## [Data shown]
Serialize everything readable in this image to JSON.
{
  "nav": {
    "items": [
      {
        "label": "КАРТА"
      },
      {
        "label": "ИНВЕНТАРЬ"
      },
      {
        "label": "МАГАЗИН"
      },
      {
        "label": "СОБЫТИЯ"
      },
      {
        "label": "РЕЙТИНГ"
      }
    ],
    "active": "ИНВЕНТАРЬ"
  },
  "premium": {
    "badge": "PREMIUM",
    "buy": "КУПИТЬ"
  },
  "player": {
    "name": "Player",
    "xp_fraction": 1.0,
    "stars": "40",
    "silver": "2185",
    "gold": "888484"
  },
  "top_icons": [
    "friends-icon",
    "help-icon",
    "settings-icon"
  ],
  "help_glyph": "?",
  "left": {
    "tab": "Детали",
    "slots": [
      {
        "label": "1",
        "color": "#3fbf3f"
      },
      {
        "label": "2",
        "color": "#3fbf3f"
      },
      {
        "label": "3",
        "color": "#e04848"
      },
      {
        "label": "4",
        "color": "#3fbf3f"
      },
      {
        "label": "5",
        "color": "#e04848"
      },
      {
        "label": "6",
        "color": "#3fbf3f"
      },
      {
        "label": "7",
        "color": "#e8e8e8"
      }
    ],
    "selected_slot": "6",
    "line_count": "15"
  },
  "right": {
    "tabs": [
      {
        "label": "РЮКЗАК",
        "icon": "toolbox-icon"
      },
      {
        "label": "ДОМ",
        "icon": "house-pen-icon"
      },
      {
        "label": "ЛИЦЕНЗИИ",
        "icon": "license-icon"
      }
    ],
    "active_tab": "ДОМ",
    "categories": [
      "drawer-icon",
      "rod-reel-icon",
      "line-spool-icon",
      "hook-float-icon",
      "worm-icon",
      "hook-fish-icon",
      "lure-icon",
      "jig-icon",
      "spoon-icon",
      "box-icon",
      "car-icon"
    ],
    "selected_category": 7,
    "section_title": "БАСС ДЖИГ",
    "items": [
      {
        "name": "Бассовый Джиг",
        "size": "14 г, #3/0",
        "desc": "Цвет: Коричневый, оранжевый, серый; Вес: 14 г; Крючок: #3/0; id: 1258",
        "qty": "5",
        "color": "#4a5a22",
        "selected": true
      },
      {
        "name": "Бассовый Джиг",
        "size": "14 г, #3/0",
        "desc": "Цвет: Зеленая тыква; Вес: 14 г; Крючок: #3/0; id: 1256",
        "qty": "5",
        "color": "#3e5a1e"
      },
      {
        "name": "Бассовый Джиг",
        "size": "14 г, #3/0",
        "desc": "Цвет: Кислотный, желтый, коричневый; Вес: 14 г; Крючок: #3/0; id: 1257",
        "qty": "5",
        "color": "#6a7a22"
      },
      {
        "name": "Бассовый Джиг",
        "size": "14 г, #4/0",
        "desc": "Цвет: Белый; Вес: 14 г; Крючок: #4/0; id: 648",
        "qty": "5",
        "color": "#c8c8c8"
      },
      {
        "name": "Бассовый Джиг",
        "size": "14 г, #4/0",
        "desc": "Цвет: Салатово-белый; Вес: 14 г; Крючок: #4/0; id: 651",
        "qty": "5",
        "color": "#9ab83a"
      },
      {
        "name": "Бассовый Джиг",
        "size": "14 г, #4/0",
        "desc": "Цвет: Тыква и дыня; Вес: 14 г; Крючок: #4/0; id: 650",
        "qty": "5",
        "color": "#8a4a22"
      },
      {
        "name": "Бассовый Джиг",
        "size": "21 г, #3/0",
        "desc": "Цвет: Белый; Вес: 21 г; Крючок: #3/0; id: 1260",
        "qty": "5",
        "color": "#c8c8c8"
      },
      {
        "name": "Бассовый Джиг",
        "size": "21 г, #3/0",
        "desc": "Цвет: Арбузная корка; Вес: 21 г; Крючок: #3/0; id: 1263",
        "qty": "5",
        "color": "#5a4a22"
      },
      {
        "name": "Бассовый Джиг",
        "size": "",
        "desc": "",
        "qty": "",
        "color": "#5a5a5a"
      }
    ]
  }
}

## [Set problem]
Reproduce each line of the material above precisely.

## [Solution]
Serialize everything readable in this image to JSON.
{
  "nav": {
    "items": [
      {
        "label": "КАРТА"
      },
      {
        "label": "ИНВЕНТАРЬ"
      },
      {
        "label": "МАГАЗИН"
      },
      {
        "label": "СОБЫТИЯ"
      },
      {
        "label": "РЕЙТИНГ"
      }
    ],
    "active": "ИНВЕНТАРЬ"
  },
  "premium": {
    "badge": "PREMIUM",
    "buy": "КУПИТЬ"
  },
  "player": {
    "name": "Player",
    "xp_fraction": 1.0,
    "stars": "40",
    "silver": "2185",
    "gold": "888484"
  },
  "top_icons": [
    "friends-icon",
    "help-icon",
    "settings-icon"
  ],
  "help_glyph": "?",
  "left": {
    "tab": "Детали",
    "slots": [
      {
        "label": "1",
        "color": "#3fbf3f"
      },
      {
        "label": "2",
        "color": "#3fbf3f"
      },
      {
        "label": "3",
        "color": "#e04848"
      },
      {
        "label": "4",
        "color": "#3fbf3f"
      },
      {
        "label": "5",
        "color": "#e04848"
      },
      {
        "label": "6",
        "color": "#3fbf3f"
      },
      {
        "label": "7",
        "color": "#e8e8e8"
      }
    ],
    "selected_slot": "6",
    "line_count": "15"
  },
  "right": {
    "tabs": [
      {
        "label": "РЮКЗАК",
        "icon": "toolbox-icon"
      },
      {
        "label": "ДОМ",
        "icon": "house-pen-icon"
      },
      {
        "label": "ЛИЦЕНЗИИ",
        "icon": "license-icon"
      }
    ],
    "active_tab": "ДОМ",
    "categories": [
      "drawer-icon",
      "rod-reel-icon",
      "line-spool-icon",
      "hook-float-icon",
      "worm-icon",
      "hook-fish-icon",
      "lure-icon",
      "jig-icon",
      "spoon-icon",
      "box-icon",
      "car-icon"
    ],
    "selected_category": 7,
    "section_title": "БАСС ДЖИГ",
    "items": [
      {
        "name": "Бассовый Джиг",
        "size": "14 г, #3/0",
        "desc": "Цвет: Коричневый, оранжевый, серый; Вес: 14 г; Крючок: #3/0; id: 1258",
        "qty": "5",
        "color": "#4a5a22",
        "selected": true
      },
      {
        "name": "Бассовый Джиг",
        "size": "14 г, #3/0",
        "desc": "Цвет: Зеленая тыква; Вес: 14 г; Крючок: #3/0; id: 1256",
        "qty": "5",
        "color": "#3e5a1e"
      },
      {
        "name": "Бассовый Джиг",
        "size": "14 г, #3/0",
        "desc": "Цвет: Кислотный, желтый, коричневый; Вес: 14 г; Крючок: #3/0; id: 1257",
        "qty": "5",
        "color": "#6a7a22"
      },
      {
        "name": "Бассовый Джиг",
        "size": "14 г, #4/0",
        "desc": "Цвет: Белый; Вес: 14 г; Крючок: #4/0; id: 648",
        "qty": "5",
        "color": "#c8c8c8"
      },
      {
        "name": "Бассовый Джиг",
        "size": "14 г, #4/0",
        "desc": "Цвет: Салатово-белый; Вес: 14 г; Крючок: #4/0; id: 651",
        "qty": "5",
        "color": "#9ab83a"
      },
      {
        "name": "Бассовый Джиг",
        "size": "14 г, #4/0",
        "desc": "Цвет: Тыква и дыня; Вес: 14 г; Крючок: #4/0; id: 650",
        "qty": "5",
        "color": "#8a4a22"
      },
      {
        "name": "Бассовый Джиг",
        "size": "21 г, #3/0",
        "desc": "Цвет: Белый; Вес: 21 г; Крючок: #3/0; id: 1260",
        "qty": "5",
        "color": "#c8c8c8"
      },
      {
        "name": "Бассовый Джиг",
        "size": "21 г, #3/0",
        "desc": "Цвет: Арбузная корка; Вес: 21 г; Крючок: #3/0; id: 1263",
        "qty": "5",
        "color": "#5a4a22"
      },
      {
        "name": "Бассовый Джиг",
        "size": "",
        "desc": "",
        "qty": "",
        "color": "#5a5a5a"
      }
    ]
  }
}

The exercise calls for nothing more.